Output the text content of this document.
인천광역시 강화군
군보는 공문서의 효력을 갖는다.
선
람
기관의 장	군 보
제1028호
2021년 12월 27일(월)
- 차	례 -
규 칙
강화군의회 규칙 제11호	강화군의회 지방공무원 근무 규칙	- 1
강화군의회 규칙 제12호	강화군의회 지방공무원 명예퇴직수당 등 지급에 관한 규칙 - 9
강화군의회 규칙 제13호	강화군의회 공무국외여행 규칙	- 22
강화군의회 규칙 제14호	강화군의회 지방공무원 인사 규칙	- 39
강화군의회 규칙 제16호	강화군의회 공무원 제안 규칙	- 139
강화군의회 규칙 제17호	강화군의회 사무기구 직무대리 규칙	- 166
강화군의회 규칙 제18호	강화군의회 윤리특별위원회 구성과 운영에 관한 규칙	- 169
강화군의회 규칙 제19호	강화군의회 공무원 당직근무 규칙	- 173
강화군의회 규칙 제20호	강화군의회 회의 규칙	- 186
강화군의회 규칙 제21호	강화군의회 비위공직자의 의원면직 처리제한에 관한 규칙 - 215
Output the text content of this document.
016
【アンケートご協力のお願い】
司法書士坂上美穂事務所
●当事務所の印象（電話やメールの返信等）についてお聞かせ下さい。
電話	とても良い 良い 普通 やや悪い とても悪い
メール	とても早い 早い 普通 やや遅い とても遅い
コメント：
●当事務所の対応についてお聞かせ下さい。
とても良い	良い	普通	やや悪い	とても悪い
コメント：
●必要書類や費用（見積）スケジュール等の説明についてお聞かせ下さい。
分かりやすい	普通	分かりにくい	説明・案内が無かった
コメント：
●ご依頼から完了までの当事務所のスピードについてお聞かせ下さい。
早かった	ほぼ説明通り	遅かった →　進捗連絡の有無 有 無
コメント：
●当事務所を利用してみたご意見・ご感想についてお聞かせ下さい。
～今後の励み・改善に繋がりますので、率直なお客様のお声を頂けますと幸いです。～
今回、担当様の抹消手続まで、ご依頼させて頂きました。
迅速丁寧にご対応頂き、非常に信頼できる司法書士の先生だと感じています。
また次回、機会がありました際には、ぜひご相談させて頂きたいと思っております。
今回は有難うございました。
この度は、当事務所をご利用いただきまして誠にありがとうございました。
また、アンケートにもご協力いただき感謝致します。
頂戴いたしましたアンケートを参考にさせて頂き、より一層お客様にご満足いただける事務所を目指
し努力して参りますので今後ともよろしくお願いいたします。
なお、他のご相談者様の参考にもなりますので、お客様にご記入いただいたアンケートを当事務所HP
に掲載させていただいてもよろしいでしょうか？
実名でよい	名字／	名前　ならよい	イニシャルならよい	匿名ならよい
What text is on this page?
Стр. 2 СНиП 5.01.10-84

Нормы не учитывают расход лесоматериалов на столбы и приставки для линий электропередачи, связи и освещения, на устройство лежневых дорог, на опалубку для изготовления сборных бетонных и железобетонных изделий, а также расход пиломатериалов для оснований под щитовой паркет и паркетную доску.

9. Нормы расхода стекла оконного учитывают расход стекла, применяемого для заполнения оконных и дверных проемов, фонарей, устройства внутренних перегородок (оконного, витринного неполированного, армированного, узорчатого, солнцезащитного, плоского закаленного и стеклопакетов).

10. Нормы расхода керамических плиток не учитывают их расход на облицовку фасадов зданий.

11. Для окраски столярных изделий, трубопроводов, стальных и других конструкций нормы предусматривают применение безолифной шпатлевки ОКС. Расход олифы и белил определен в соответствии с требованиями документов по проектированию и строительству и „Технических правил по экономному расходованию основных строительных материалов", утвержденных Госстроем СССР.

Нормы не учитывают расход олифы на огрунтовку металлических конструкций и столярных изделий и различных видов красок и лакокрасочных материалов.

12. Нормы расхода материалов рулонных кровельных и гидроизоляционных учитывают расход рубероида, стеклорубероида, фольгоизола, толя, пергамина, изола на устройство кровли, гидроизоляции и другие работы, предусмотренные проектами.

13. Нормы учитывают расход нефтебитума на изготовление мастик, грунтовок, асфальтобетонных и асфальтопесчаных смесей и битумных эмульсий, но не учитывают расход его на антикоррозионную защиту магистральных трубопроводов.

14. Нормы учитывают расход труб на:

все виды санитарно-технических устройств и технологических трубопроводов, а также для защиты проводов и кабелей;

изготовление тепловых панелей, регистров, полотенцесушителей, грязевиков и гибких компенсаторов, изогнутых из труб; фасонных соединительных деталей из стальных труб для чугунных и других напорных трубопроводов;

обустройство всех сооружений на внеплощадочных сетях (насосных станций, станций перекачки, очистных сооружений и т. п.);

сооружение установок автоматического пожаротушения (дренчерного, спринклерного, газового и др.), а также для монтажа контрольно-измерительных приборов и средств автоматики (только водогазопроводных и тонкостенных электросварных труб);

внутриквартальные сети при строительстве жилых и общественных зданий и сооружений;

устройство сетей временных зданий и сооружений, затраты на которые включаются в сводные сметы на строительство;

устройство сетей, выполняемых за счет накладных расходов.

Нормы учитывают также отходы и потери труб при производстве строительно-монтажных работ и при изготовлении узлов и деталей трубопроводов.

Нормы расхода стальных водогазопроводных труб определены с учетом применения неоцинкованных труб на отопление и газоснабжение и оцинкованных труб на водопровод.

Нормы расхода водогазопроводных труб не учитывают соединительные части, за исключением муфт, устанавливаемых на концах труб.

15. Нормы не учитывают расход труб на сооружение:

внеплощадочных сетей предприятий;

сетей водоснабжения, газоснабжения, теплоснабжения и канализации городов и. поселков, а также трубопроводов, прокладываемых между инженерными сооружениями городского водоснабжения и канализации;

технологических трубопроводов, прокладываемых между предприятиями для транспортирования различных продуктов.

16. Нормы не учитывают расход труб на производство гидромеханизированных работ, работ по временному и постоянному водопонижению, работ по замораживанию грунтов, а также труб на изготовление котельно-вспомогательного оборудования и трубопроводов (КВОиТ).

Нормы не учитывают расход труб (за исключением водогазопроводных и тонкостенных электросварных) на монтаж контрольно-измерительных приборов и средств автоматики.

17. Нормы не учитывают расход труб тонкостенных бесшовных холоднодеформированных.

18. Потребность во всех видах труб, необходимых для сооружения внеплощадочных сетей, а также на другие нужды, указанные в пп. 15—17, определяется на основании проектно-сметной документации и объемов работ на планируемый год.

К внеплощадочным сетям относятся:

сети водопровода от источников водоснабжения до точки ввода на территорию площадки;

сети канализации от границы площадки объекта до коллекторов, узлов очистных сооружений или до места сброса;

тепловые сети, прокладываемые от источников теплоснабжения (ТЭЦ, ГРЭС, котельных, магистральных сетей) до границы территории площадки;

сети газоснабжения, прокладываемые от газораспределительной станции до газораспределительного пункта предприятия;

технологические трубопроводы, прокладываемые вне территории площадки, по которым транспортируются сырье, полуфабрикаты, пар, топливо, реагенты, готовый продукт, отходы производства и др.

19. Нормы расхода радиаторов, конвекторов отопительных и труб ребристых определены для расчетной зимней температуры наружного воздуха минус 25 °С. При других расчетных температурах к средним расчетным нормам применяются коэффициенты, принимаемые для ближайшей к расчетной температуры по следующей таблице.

________________________

[Work instructions] Only the number is needed: state how many lines in the listing contain "やや悪い".

[Answer to the task] 2